● **GOAL**:
Copy every line in which the string "Options" occurs.

● **AVAILABLE RECORDS**:

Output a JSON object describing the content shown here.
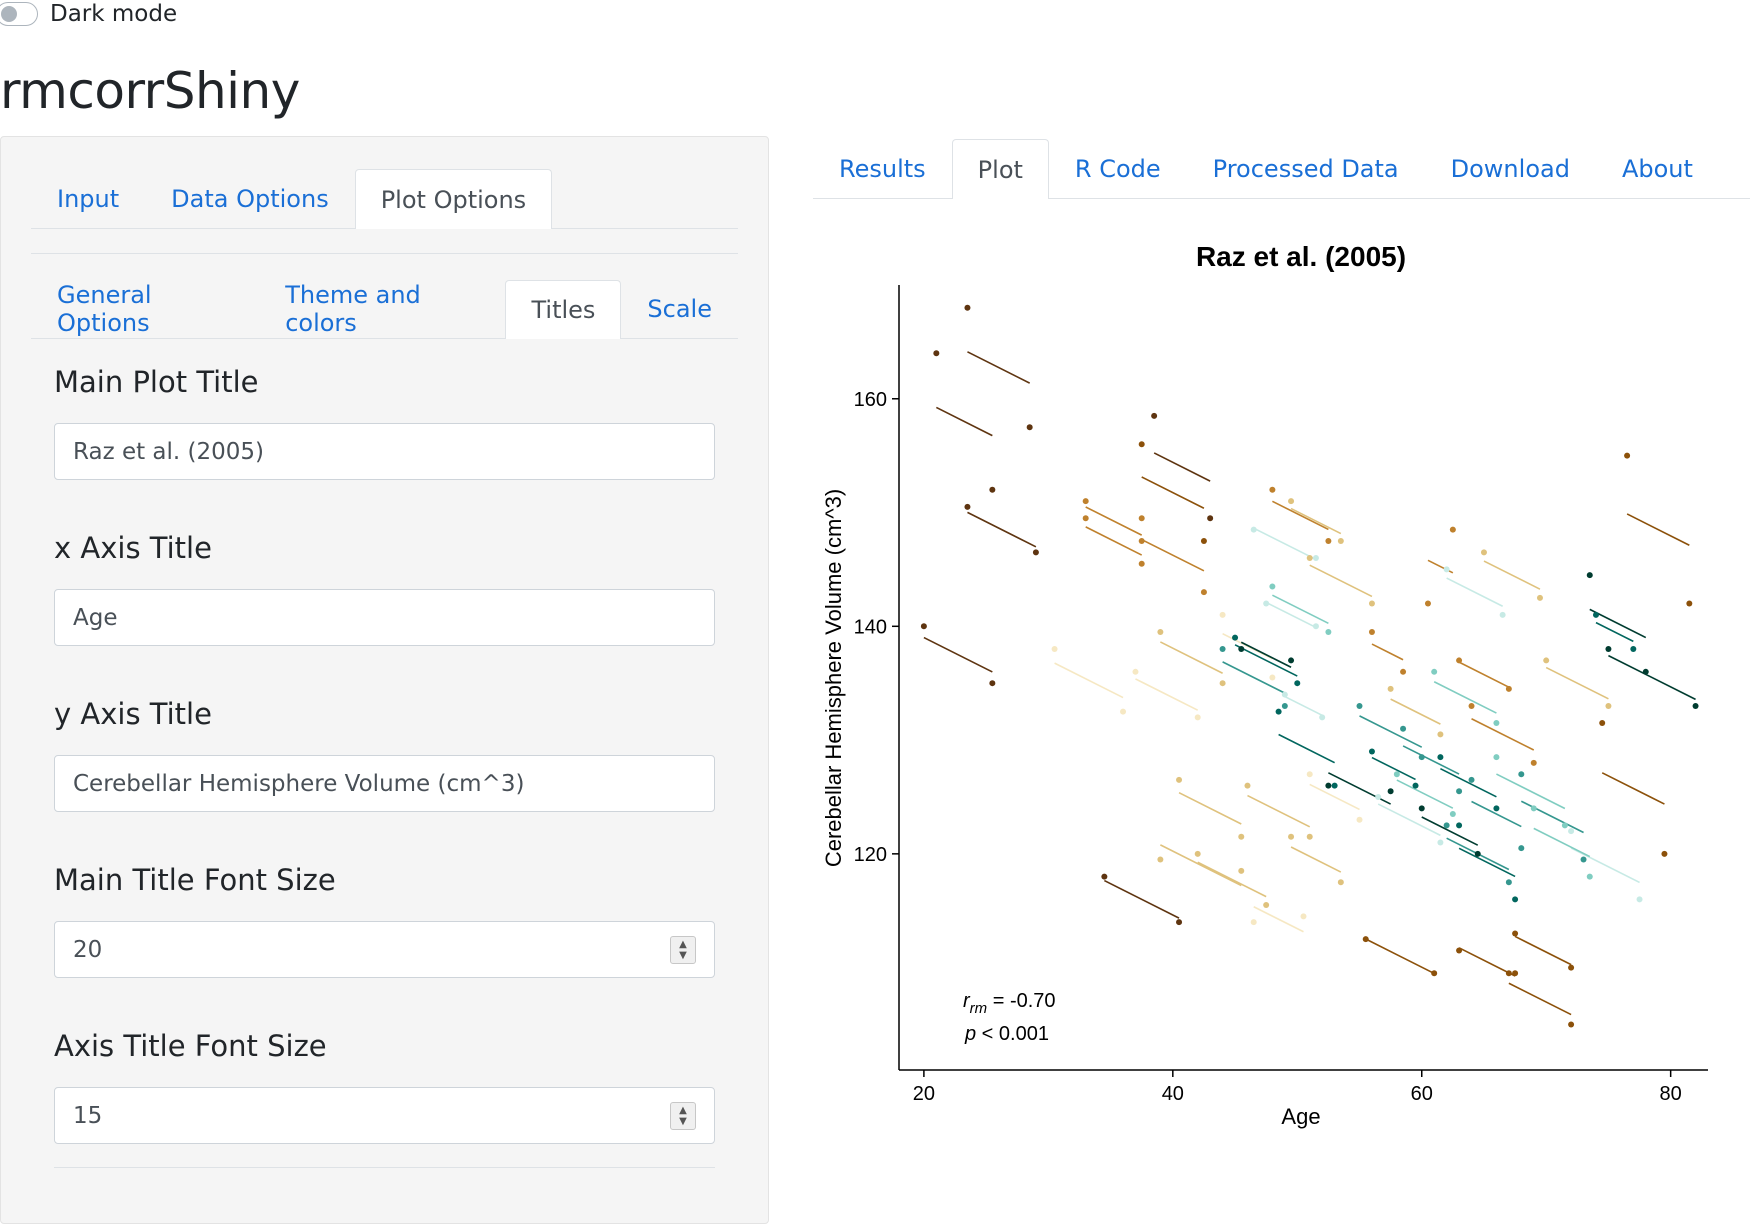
{
  "dark_mode": {
    "label": "Dark mode",
    "on": false
  },
  "app_title": "rmcorrShiny",
  "sidebar": {
    "tabs": [
      {
        "label": "Input",
        "active": false
      },
      {
        "label": "Data Options",
        "active": false
      },
      {
        "label": "Plot Options",
        "active": true
      }
    ],
    "subtabs": [
      {
        "label": "General Options",
        "active": false
      },
      {
        "label": "Theme and colors",
        "active": false
      },
      {
        "label": "Titles",
        "active": true
      },
      {
        "label": "Scale",
        "active": false
      }
    ],
    "fields": {
      "main_title": {
        "label": "Main Plot Title",
        "value": "Raz et al. (2005)"
      },
      "x_title": {
        "label": "x Axis Title",
        "value": "Age"
      },
      "y_title": {
        "label": "y Axis Title",
        "value": "Cerebellar Hemisphere Volume (cm^3)"
      },
      "main_font": {
        "label": "Main Title Font Size",
        "value": "20"
      },
      "axis_font": {
        "label": "Axis Title Font Size",
        "value": "15"
      }
    }
  },
  "main_tabs": [
    {
      "label": "Results",
      "active": false
    },
    {
      "label": "Plot",
      "active": true
    },
    {
      "label": "R Code",
      "active": false
    },
    {
      "label": "Processed Data",
      "active": false
    },
    {
      "label": "Download",
      "active": false
    },
    {
      "label": "About",
      "active": false
    }
  ],
  "chart_data": {
    "type": "scatter",
    "title": "Raz et al. (2005)",
    "xlabel": "Age",
    "ylabel": "Cerebellar Hemisphere Volume (cm^3)",
    "xlim": [
      18,
      83
    ],
    "ylim": [
      101,
      170
    ],
    "xticks": [
      20,
      40,
      60,
      80
    ],
    "yticks": [
      120,
      140,
      160
    ],
    "annotation": {
      "r_label": "r",
      "r_sub": "rm",
      "r_value": " = -0.70",
      "p_label": "p",
      "p_value": " < 0.001"
    },
    "palette": [
      "#5e3410",
      "#8c510a",
      "#bf812d",
      "#dfc27d",
      "#f6e8c3",
      "#c7eae5",
      "#80cdc1",
      "#35978f",
      "#01665e",
      "#003c30"
    ],
    "slope": -0.55,
    "subjects": [
      {
        "color": "#5e3410",
        "points": [
          [
            21,
            164
          ],
          [
            25.5,
            152
          ]
        ]
      },
      {
        "color": "#5e3410",
        "points": [
          [
            23.5,
            168
          ],
          [
            28.5,
            157.5
          ]
        ]
      },
      {
        "color": "#5e3410",
        "points": [
          [
            23.5,
            150.5
          ],
          [
            29,
            146.5
          ]
        ]
      },
      {
        "color": "#5e3410",
        "points": [
          [
            20,
            140
          ],
          [
            25.5,
            135
          ]
        ]
      },
      {
        "color": "#5e3410",
        "points": [
          [
            38.5,
            158.5
          ],
          [
            43,
            149.5
          ]
        ]
      },
      {
        "color": "#5e3410",
        "points": [
          [
            34.5,
            118
          ],
          [
            40.5,
            114
          ]
        ]
      },
      {
        "color": "#8c510a",
        "points": [
          [
            37.5,
            156
          ],
          [
            42.5,
            147.5
          ]
        ]
      },
      {
        "color": "#8c510a",
        "points": [
          [
            55.5,
            112.5
          ],
          [
            61,
            109.5
          ]
        ]
      },
      {
        "color": "#8c510a",
        "points": [
          [
            63,
            111.5
          ],
          [
            67.5,
            109.5
          ]
        ]
      },
      {
        "color": "#8c510a",
        "points": [
          [
            67.5,
            113
          ],
          [
            72,
            110
          ]
        ]
      },
      {
        "color": "#8c510a",
        "points": [
          [
            67,
            109.5
          ],
          [
            72,
            105
          ]
        ]
      },
      {
        "color": "#8c510a",
        "points": [
          [
            76.5,
            155
          ],
          [
            81.5,
            142
          ]
        ]
      },
      {
        "color": "#8c510a",
        "points": [
          [
            74.5,
            131.5
          ],
          [
            79.5,
            120
          ]
        ]
      },
      {
        "color": "#bf812d",
        "points": [
          [
            33,
            151
          ],
          [
            37.5,
            147.5
          ]
        ]
      },
      {
        "color": "#bf812d",
        "points": [
          [
            33,
            149.5
          ],
          [
            37.5,
            145.5
          ]
        ]
      },
      {
        "color": "#bf812d",
        "points": [
          [
            37.5,
            149.5
          ],
          [
            42.5,
            143
          ]
        ]
      },
      {
        "color": "#bf812d",
        "points": [
          [
            48,
            152
          ],
          [
            52.5,
            147.5
          ]
        ]
      },
      {
        "color": "#bf812d",
        "points": [
          [
            62.5,
            148.5
          ],
          [
            60.5,
            142
          ]
        ]
      },
      {
        "color": "#bf812d",
        "points": [
          [
            56,
            139.5
          ],
          [
            58.5,
            136
          ]
        ]
      },
      {
        "color": "#bf812d",
        "points": [
          [
            63,
            137
          ],
          [
            67,
            134.5
          ]
        ]
      },
      {
        "color": "#bf812d",
        "points": [
          [
            64,
            133
          ],
          [
            69,
            128
          ]
        ]
      },
      {
        "color": "#dfc27d",
        "points": [
          [
            49.5,
            151
          ],
          [
            53.5,
            147.5
          ]
        ]
      },
      {
        "color": "#dfc27d",
        "points": [
          [
            51,
            146
          ],
          [
            56,
            142
          ]
        ]
      },
      {
        "color": "#dfc27d",
        "points": [
          [
            39,
            139.5
          ],
          [
            44,
            135
          ]
        ]
      },
      {
        "color": "#dfc27d",
        "points": [
          [
            40.5,
            126.5
          ],
          [
            45.5,
            121.5
          ]
        ]
      },
      {
        "color": "#dfc27d",
        "points": [
          [
            42,
            120
          ],
          [
            47.5,
            115.5
          ]
        ]
      },
      {
        "color": "#dfc27d",
        "points": [
          [
            39,
            119.5
          ],
          [
            45.5,
            118.5
          ]
        ]
      },
      {
        "color": "#dfc27d",
        "points": [
          [
            46,
            126
          ],
          [
            51,
            121.5
          ]
        ]
      },
      {
        "color": "#dfc27d",
        "points": [
          [
            49.5,
            121.5
          ],
          [
            53.5,
            117.5
          ]
        ]
      },
      {
        "color": "#dfc27d",
        "points": [
          [
            57.5,
            134.5
          ],
          [
            61.5,
            130.5
          ]
        ]
      },
      {
        "color": "#dfc27d",
        "points": [
          [
            65,
            146.5
          ],
          [
            69.5,
            142.5
          ]
        ]
      },
      {
        "color": "#dfc27d",
        "points": [
          [
            70,
            137
          ],
          [
            75,
            133
          ]
        ]
      },
      {
        "color": "#f6e8c3",
        "points": [
          [
            30.5,
            138
          ],
          [
            36,
            132.5
          ]
        ]
      },
      {
        "color": "#f6e8c3",
        "points": [
          [
            37,
            136
          ],
          [
            42,
            132
          ]
        ]
      },
      {
        "color": "#f6e8c3",
        "points": [
          [
            44,
            141
          ],
          [
            48,
            135.5
          ]
        ]
      },
      {
        "color": "#f6e8c3",
        "points": [
          [
            46.5,
            114
          ],
          [
            50.5,
            114.5
          ]
        ]
      },
      {
        "color": "#f6e8c3",
        "points": [
          [
            51,
            127
          ],
          [
            55,
            123
          ]
        ]
      },
      {
        "color": "#c7eae5",
        "points": [
          [
            46.5,
            148.5
          ],
          [
            51.5,
            146
          ]
        ]
      },
      {
        "color": "#c7eae5",
        "points": [
          [
            47.5,
            142
          ],
          [
            51.5,
            140
          ]
        ]
      },
      {
        "color": "#c7eae5",
        "points": [
          [
            49,
            134
          ],
          [
            52,
            132
          ]
        ]
      },
      {
        "color": "#c7eae5",
        "points": [
          [
            56.5,
            125
          ],
          [
            61.5,
            121
          ]
        ]
      },
      {
        "color": "#c7eae5",
        "points": [
          [
            62,
            145
          ],
          [
            66.5,
            141
          ]
        ]
      },
      {
        "color": "#c7eae5",
        "points": [
          [
            72,
            122
          ],
          [
            77.5,
            116
          ]
        ]
      },
      {
        "color": "#80cdc1",
        "points": [
          [
            48,
            143.5
          ],
          [
            52.5,
            139.5
          ]
        ]
      },
      {
        "color": "#80cdc1",
        "points": [
          [
            58,
            127
          ],
          [
            62.5,
            123.5
          ]
        ]
      },
      {
        "color": "#80cdc1",
        "points": [
          [
            61,
            136
          ],
          [
            66,
            131.5
          ]
        ]
      },
      {
        "color": "#80cdc1",
        "points": [
          [
            66,
            128.5
          ],
          [
            71.5,
            122.5
          ]
        ]
      },
      {
        "color": "#80cdc1",
        "points": [
          [
            69,
            124
          ],
          [
            73.5,
            118
          ]
        ]
      },
      {
        "color": "#35978f",
        "points": [
          [
            44,
            138
          ],
          [
            49,
            133
          ]
        ]
      },
      {
        "color": "#35978f",
        "points": [
          [
            55,
            133
          ],
          [
            60,
            128.5
          ]
        ]
      },
      {
        "color": "#35978f",
        "points": [
          [
            58.5,
            131
          ],
          [
            63,
            125.5
          ]
        ]
      },
      {
        "color": "#35978f",
        "points": [
          [
            62,
            122.5
          ],
          [
            67,
            117.5
          ]
        ]
      },
      {
        "color": "#35978f",
        "points": [
          [
            64,
            126.5
          ],
          [
            68,
            120.5
          ]
        ]
      },
      {
        "color": "#35978f",
        "points": [
          [
            68,
            127
          ],
          [
            73,
            119.5
          ]
        ]
      },
      {
        "color": "#01665e",
        "points": [
          [
            45,
            139
          ],
          [
            50,
            135
          ]
        ]
      },
      {
        "color": "#01665e",
        "points": [
          [
            48.5,
            132.5
          ],
          [
            53,
            126
          ]
        ]
      },
      {
        "color": "#01665e",
        "points": [
          [
            56,
            129
          ],
          [
            59.5,
            126
          ]
        ]
      },
      {
        "color": "#01665e",
        "points": [
          [
            61.5,
            128.5
          ],
          [
            66,
            124
          ]
        ]
      },
      {
        "color": "#01665e",
        "points": [
          [
            63,
            122.5
          ],
          [
            67.5,
            116
          ]
        ]
      },
      {
        "color": "#01665e",
        "points": [
          [
            74,
            141
          ],
          [
            77,
            138
          ]
        ]
      },
      {
        "color": "#003c30",
        "points": [
          [
            45.5,
            138
          ],
          [
            49.5,
            137
          ]
        ]
      },
      {
        "color": "#003c30",
        "points": [
          [
            52.5,
            126
          ],
          [
            57.5,
            125.5
          ]
        ]
      },
      {
        "color": "#003c30",
        "points": [
          [
            60,
            124
          ],
          [
            64.5,
            120
          ]
        ]
      },
      {
        "color": "#003c30",
        "points": [
          [
            73.5,
            144.5
          ],
          [
            78,
            136
          ]
        ]
      },
      {
        "color": "#003c30",
        "points": [
          [
            75,
            138
          ],
          [
            82,
            133
          ]
        ]
      }
    ]
  }
}
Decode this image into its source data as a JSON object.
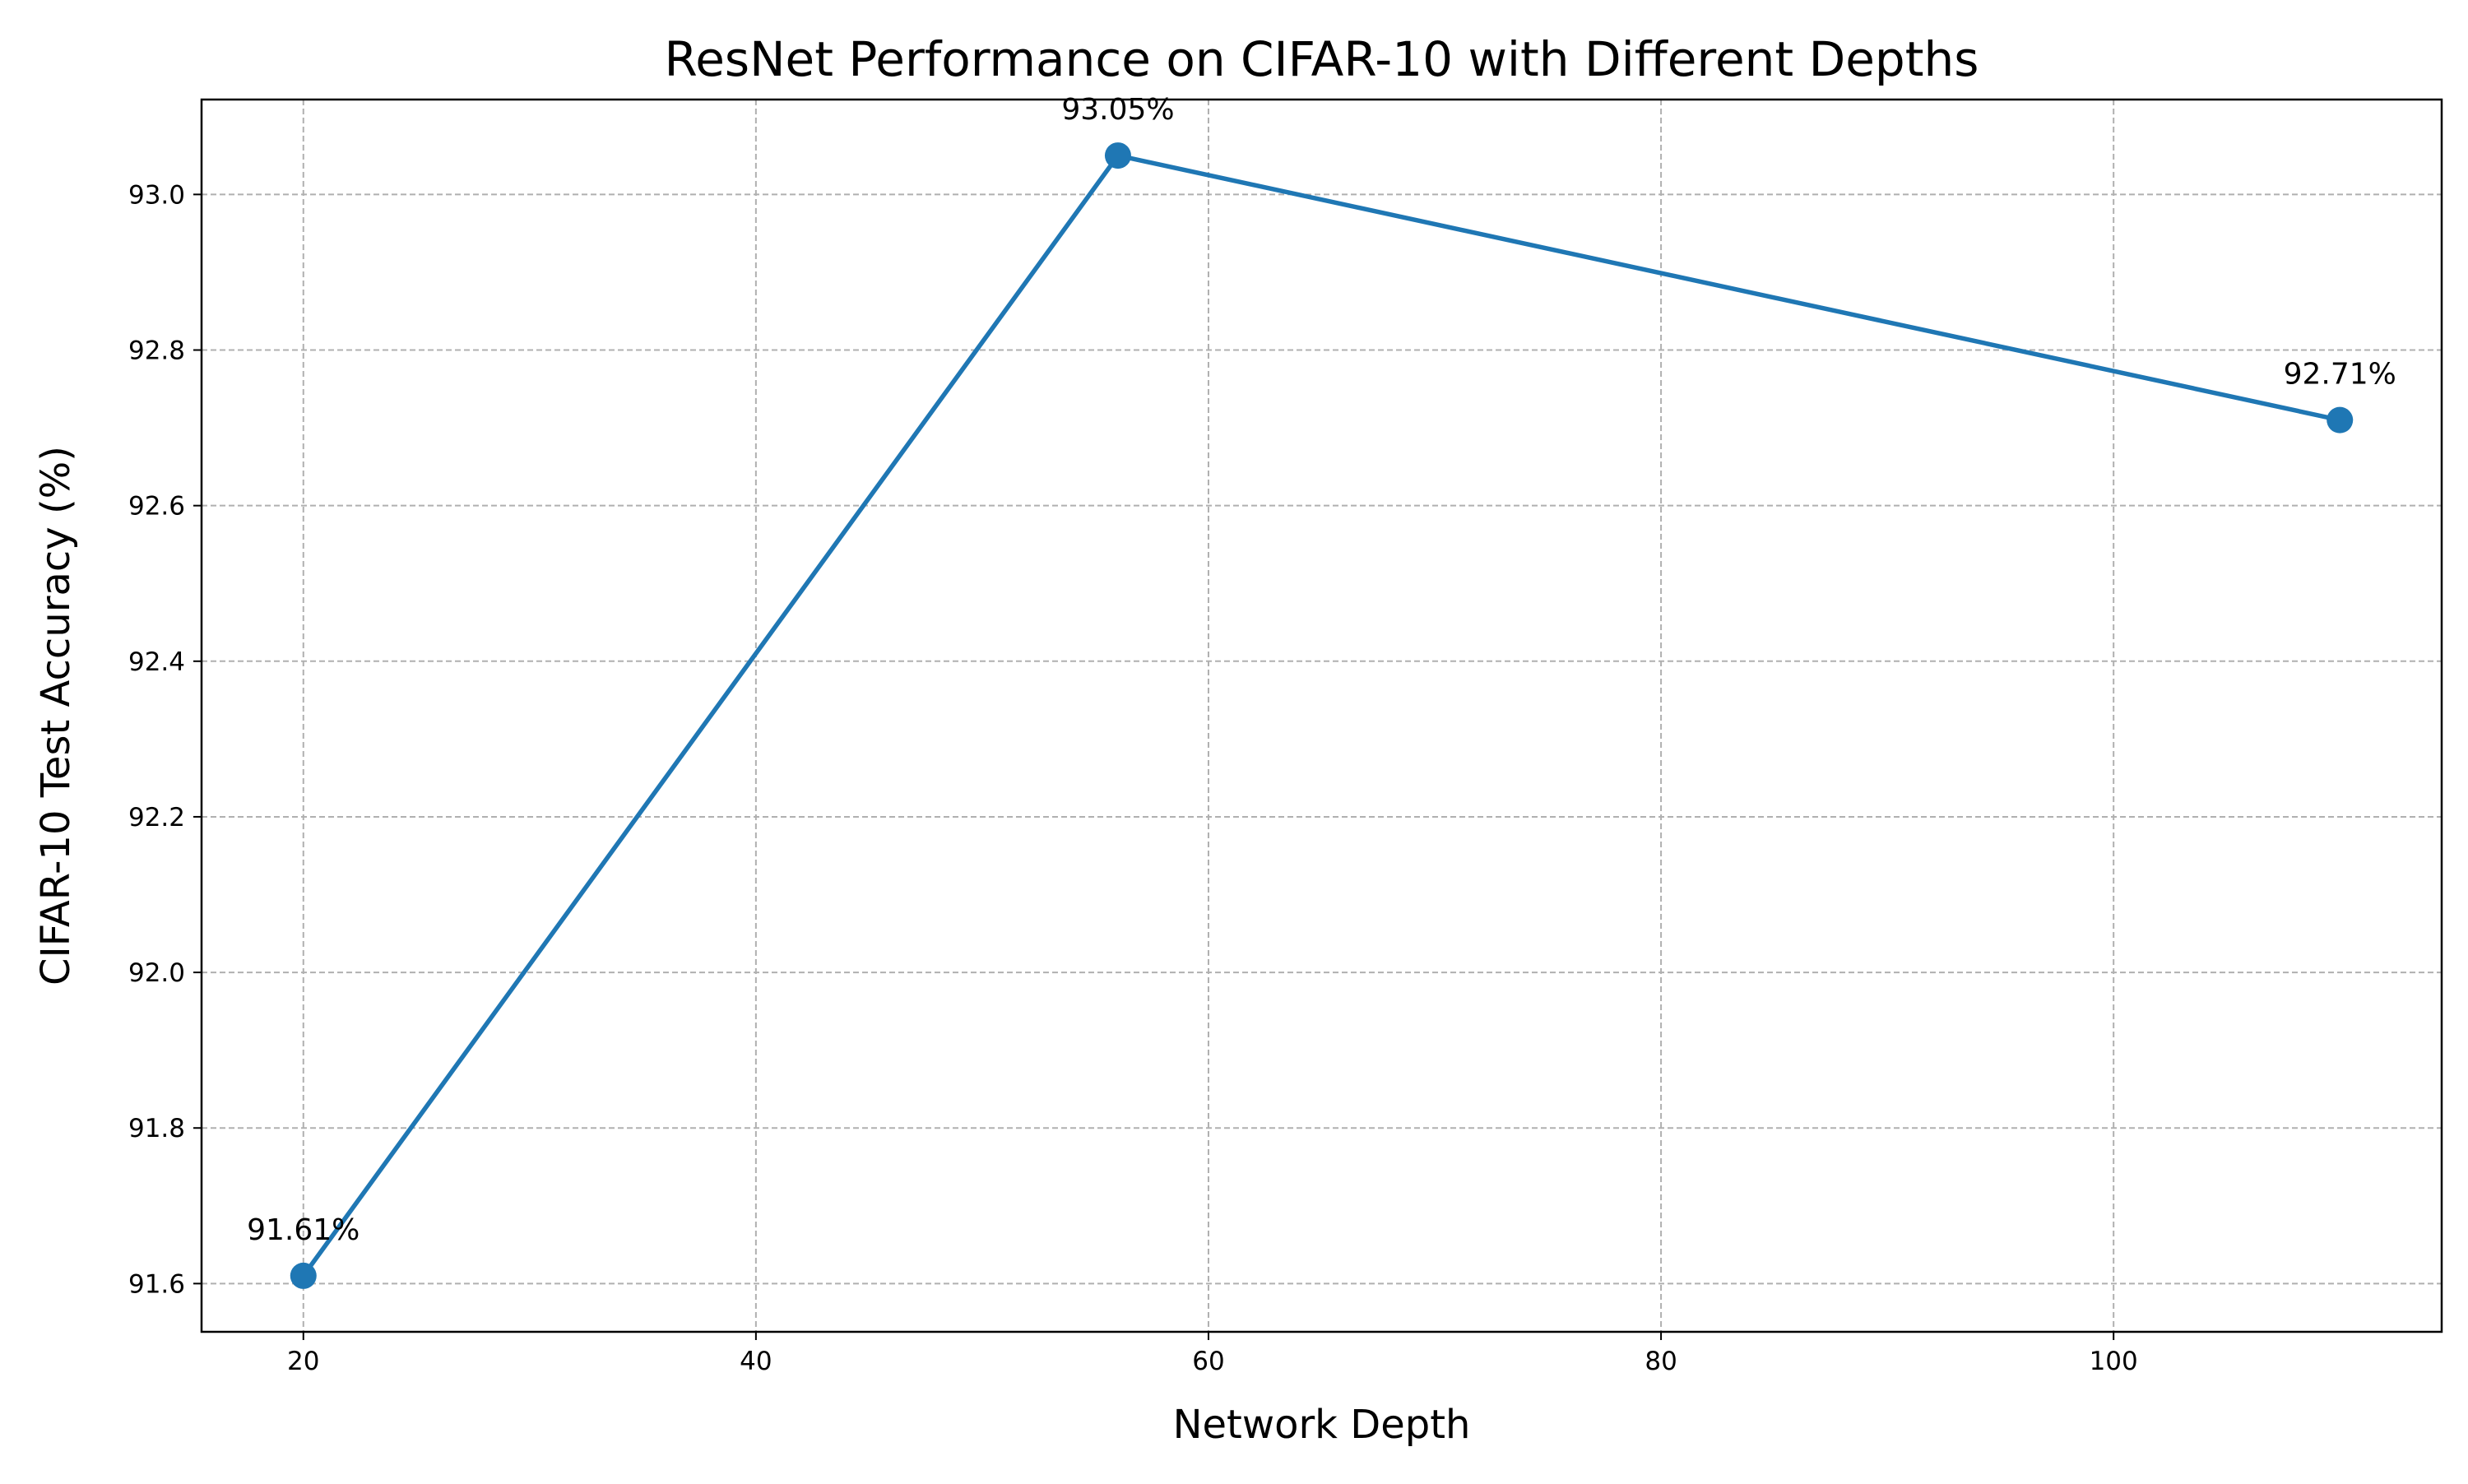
{
  "chart_data": {
    "type": "line",
    "title": "ResNet Performance on CIFAR-10 with Different Depths",
    "xlabel": "Network Depth",
    "ylabel": "CIFAR-10 Test Accuracy (%)",
    "x": [
      20,
      56,
      110
    ],
    "series": [
      {
        "values": [
          91.61,
          93.05,
          92.71
        ],
        "color": "#1f77b4",
        "marker": "circle",
        "data_labels": [
          "91.61%",
          "93.05%",
          "92.71%"
        ]
      }
    ],
    "xlim": [
      15.5,
      114.5
    ],
    "ylim": [
      91.538,
      93.122
    ],
    "xticks": [
      20,
      40,
      60,
      80,
      100
    ],
    "xtick_labels": [
      "20",
      "40",
      "60",
      "80",
      "100"
    ],
    "yticks": [
      91.6,
      91.8,
      92.0,
      92.2,
      92.4,
      92.6,
      92.8,
      93.0
    ],
    "ytick_labels": [
      "91.6",
      "91.8",
      "92.0",
      "92.2",
      "92.4",
      "92.6",
      "92.8",
      "93.0"
    ],
    "grid": true,
    "grid_style": "dashed",
    "grid_color": "#b0b0b0",
    "legend": false
  }
}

● **RESPONSE**:
        "label": "Data Options",
        "label": "Plot Options",
        "label": "General Options",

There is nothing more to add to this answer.